** start TEXT SECTION **

The Baltic Aquascaphe is indeed classic in it's lines and overall profile. The Tropic strap is also timeless and an excellent choice for a classic sport watch.

The Halos Universa, another winner. It shares the classic lines of a few of Eddie Platts SMITHS offerings over at time factors. It's really refreshing to see case sizes come back to older school norms in the 36 - 40mm range.


----------



## DSZ44

The watch knob said:


> I own a Farer Moritz, which is the same case/movement but different dial. It is well finished and hugs the wrist nicely. You won't be disappointed if you end up getting one.


Just ordered the Roché world timer for something new and fun (fingers crossed it looks good on a NATO). Seems like their quality is pretty good from feedback I've read. Really looking forward to seeing it in the metalC fingers crossed I like it.

Sent from my iPhone using Tapatalk


----------



## JamesNgAK

Just ordered a Direnzo, really love the dial design and the integrated bracelet + block case. Can't wait!


----------



## nseries73

Just got these 2 watches from Dan Henry.



















For a micro brand, the finishing is immaculate. The diver is out of this world for this price range.


----------



## joeax61

Zzyzx said:


> Is it just me or does the Nivada look like a modded Vostok?


Or a Benarus Moray!

** end TEXT SECTION **

- WHAT TO PRODUCE -
Return word for word the part of the watch forum thread that opens with the words containing "The Halos Universa, another" and closes with "- 40mm range.".

** start PROVIDED DATA **

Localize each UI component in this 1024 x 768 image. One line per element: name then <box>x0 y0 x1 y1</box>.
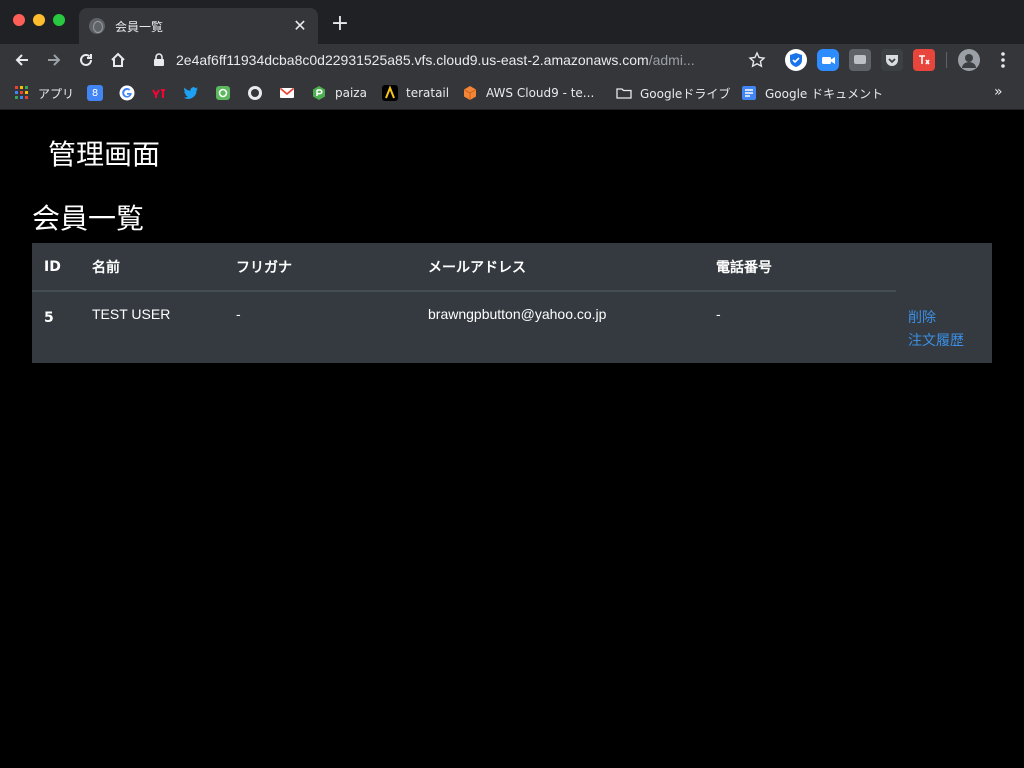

** end PROVIDED DATA **

- EXERCISE RESULT -
The Halos Universa, another winner. It shares the classic lines of a few of Eddie Platts SMITHS offerings over at time factors. It's really refreshing to see case sizes come back to older school norms in the 36 - 40mm range.